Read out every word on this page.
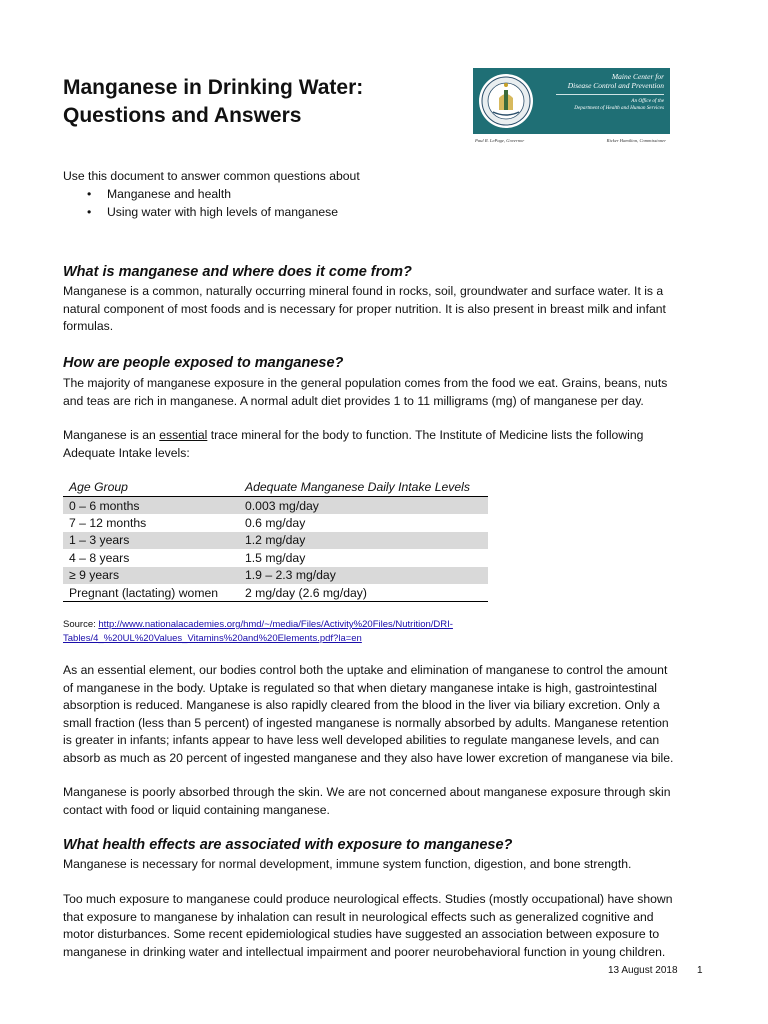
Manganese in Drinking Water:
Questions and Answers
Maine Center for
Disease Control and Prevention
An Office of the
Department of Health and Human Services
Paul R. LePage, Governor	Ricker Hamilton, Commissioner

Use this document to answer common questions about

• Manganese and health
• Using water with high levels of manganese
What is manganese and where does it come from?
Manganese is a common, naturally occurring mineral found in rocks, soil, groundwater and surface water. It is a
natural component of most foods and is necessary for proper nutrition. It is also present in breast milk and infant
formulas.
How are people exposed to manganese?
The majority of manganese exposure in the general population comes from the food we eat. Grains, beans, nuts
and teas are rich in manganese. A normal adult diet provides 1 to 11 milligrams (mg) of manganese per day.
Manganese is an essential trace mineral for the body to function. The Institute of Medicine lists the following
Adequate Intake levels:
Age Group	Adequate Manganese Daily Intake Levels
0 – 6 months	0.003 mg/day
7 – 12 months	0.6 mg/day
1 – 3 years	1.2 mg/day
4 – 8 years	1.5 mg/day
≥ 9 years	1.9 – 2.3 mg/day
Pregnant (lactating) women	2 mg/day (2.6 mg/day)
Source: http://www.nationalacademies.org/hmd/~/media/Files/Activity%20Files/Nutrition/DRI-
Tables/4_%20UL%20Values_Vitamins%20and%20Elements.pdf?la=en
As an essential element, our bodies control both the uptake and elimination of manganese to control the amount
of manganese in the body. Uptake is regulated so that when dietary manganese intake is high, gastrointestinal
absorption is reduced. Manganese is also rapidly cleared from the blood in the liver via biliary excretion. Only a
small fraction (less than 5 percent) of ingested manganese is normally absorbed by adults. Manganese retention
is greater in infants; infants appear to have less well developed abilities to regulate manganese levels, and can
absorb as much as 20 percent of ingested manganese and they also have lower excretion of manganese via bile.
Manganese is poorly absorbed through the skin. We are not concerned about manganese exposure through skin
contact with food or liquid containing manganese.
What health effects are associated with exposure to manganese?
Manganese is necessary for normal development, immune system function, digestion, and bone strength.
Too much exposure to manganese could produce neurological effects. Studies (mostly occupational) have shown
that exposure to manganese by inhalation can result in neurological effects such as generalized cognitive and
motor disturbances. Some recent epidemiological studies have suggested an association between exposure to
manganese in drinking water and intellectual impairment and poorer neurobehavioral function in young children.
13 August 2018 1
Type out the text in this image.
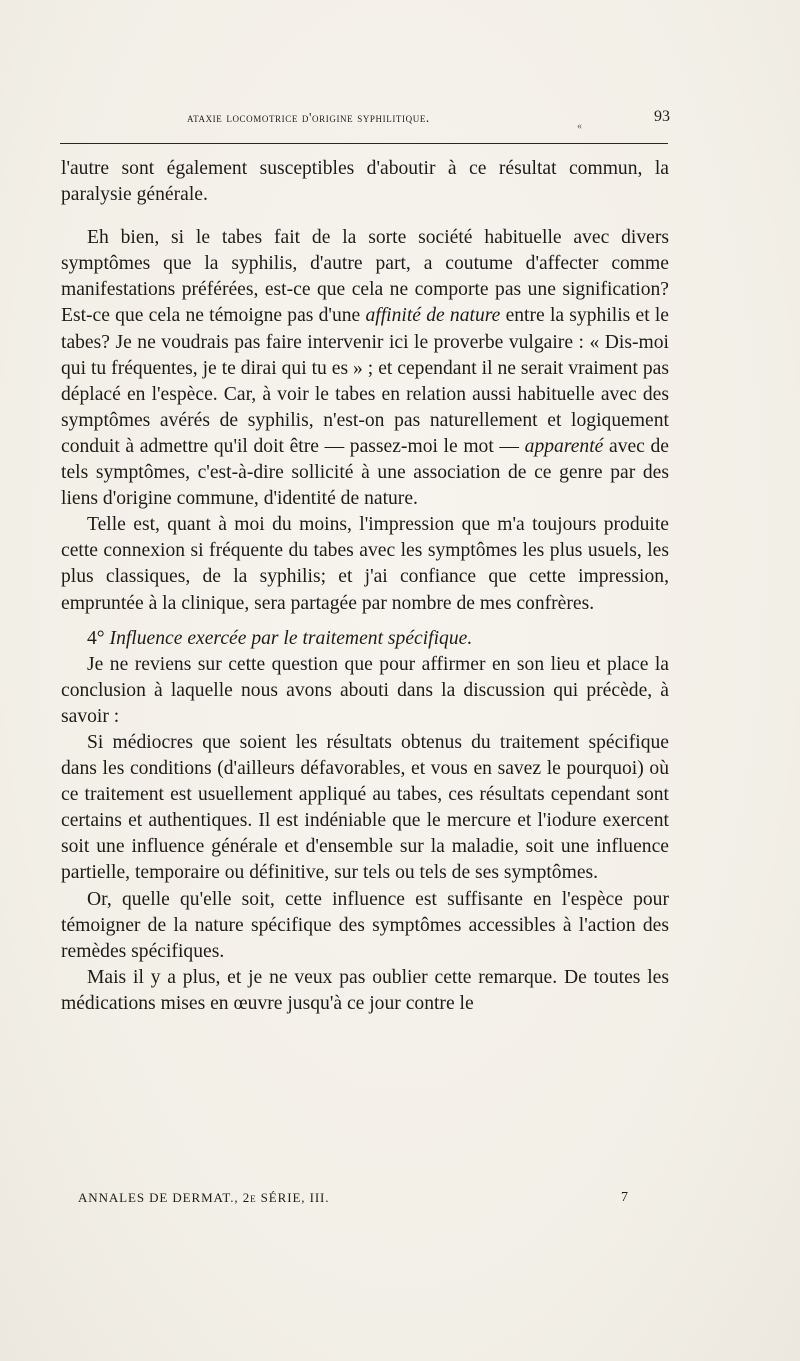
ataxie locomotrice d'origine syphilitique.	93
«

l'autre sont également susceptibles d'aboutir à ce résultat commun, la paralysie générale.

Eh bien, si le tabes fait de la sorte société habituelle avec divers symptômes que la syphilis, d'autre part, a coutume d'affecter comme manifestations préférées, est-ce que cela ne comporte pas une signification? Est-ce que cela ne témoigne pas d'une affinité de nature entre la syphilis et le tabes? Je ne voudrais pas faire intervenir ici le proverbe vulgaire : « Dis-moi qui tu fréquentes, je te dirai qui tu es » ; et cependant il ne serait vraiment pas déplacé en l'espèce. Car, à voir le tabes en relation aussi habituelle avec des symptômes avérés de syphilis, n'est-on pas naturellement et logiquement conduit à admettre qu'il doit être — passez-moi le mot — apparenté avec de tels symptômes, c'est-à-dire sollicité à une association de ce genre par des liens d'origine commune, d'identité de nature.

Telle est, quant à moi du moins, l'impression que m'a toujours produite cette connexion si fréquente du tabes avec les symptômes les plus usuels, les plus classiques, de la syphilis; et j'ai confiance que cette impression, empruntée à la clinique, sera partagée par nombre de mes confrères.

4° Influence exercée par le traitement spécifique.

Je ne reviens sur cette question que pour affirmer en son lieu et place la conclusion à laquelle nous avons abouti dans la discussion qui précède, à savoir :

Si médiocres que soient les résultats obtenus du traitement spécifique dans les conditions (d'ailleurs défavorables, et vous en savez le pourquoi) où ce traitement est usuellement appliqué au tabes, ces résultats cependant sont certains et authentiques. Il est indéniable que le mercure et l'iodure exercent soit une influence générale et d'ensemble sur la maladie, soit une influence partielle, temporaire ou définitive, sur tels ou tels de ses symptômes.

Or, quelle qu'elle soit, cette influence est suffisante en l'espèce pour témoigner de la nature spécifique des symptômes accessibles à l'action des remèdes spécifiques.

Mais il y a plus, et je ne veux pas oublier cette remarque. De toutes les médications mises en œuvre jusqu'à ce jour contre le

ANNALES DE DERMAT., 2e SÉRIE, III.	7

◆ **TO BE DONE**
Images should not appear in the copy; retype the listing above exactly.

◆ **REPLY TO THE TASK**
Read out every word on this page.
Manganese in Drinking Water:
Questions and Answers
Maine Center for
Disease Control and Prevention
An Office of the
Department of Health and Human Services
Paul R. LePage, Governor	Ricker Hamilton, Commissioner

Use this document to answer common questions about

• Manganese and health
• Using water with high levels of manganese
What is manganese and where does it come from?
Manganese is a common, naturally occurring mineral found in rocks, soil, groundwater and surface water. It is a
natural component of most foods and is necessary for proper nutrition. It is also present in breast milk and infant
formulas.
How are people exposed to manganese?
The majority of manganese exposure in the general population comes from the food we eat. Grains, beans, nuts
and teas are rich in manganese. A normal adult diet provides 1 to 11 milligrams (mg) of manganese per day.
Manganese is an essential trace mineral for the body to function. The Institute of Medicine lists the following
Adequate Intake levels:
Age Group	Adequate Manganese Daily Intake Levels
0 – 6 months	0.003 mg/day
7 – 12 months	0.6 mg/day
1 – 3 years	1.2 mg/day
4 – 8 years	1.5 mg/day
≥ 9 years	1.9 – 2.3 mg/day
Pregnant (lactating) women	2 mg/day (2.6 mg/day)
Source: http://www.nationalacademies.org/hmd/~/media/Files/Activity%20Files/Nutrition/DRI-
Tables/4_%20UL%20Values_Vitamins%20and%20Elements.pdf?la=en
As an essential element, our bodies control both the uptake and elimination of manganese to control the amount
of manganese in the body. Uptake is regulated so that when dietary manganese intake is high, gastrointestinal
absorption is reduced. Manganese is also rapidly cleared from the blood in the liver via biliary excretion. Only a
small fraction (less than 5 percent) of ingested manganese is normally absorbed by adults. Manganese retention
is greater in infants; infants appear to have less well developed abilities to regulate manganese levels, and can
absorb as much as 20 percent of ingested manganese and they also have lower excretion of manganese via bile.
Manganese is poorly absorbed through the skin. We are not concerned about manganese exposure through skin
contact with food or liquid containing manganese.
What health effects are associated with exposure to manganese?
Manganese is necessary for normal development, immune system function, digestion, and bone strength.
Too much exposure to manganese could produce neurological effects. Studies (mostly occupational) have shown
that exposure to manganese by inhalation can result in neurological effects such as generalized cognitive and
motor disturbances. Some recent epidemiological studies have suggested an association between exposure to
manganese in drinking water and intellectual impairment and poorer neurobehavioral function in young children.
13 August 2018 1
Type out the text in this image.
ataxie locomotrice d'origine syphilitique.	93
«

l'autre sont également susceptibles d'aboutir à ce résultat commun, la paralysie générale.

Eh bien, si le tabes fait de la sorte société habituelle avec divers symptômes que la syphilis, d'autre part, a coutume d'affecter comme manifestations préférées, est-ce que cela ne comporte pas une signification? Est-ce que cela ne témoigne pas d'une affinité de nature entre la syphilis et le tabes? Je ne voudrais pas faire intervenir ici le proverbe vulgaire : « Dis-moi qui tu fréquentes, je te dirai qui tu es » ; et cependant il ne serait vraiment pas déplacé en l'espèce. Car, à voir le tabes en relation aussi habituelle avec des symptômes avérés de syphilis, n'est-on pas naturellement et logiquement conduit à admettre qu'il doit être — passez-moi le mot — apparenté avec de tels symptômes, c'est-à-dire sollicité à une association de ce genre par des liens d'origine commune, d'identité de nature.

Telle est, quant à moi du moins, l'impression que m'a toujours produite cette connexion si fréquente du tabes avec les symptômes les plus usuels, les plus classiques, de la syphilis; et j'ai confiance que cette impression, empruntée à la clinique, sera partagée par nombre de mes confrères.

4° Influence exercée par le traitement spécifique.

Je ne reviens sur cette question que pour affirmer en son lieu et place la conclusion à laquelle nous avons abouti dans la discussion qui précède, à savoir :

Si médiocres que soient les résultats obtenus du traitement spécifique dans les conditions (d'ailleurs défavorables, et vous en savez le pourquoi) où ce traitement est usuellement appliqué au tabes, ces résultats cependant sont certains et authentiques. Il est indéniable que le mercure et l'iodure exercent soit une influence générale et d'ensemble sur la maladie, soit une influence partielle, temporaire ou définitive, sur tels ou tels de ses symptômes.

Or, quelle qu'elle soit, cette influence est suffisante en l'espèce pour témoigner de la nature spécifique des symptômes accessibles à l'action des remèdes spécifiques.

Mais il y a plus, et je ne veux pas oublier cette remarque. De toutes les médications mises en œuvre jusqu'à ce jour contre le

ANNALES DE DERMAT., 2e SÉRIE, III.	7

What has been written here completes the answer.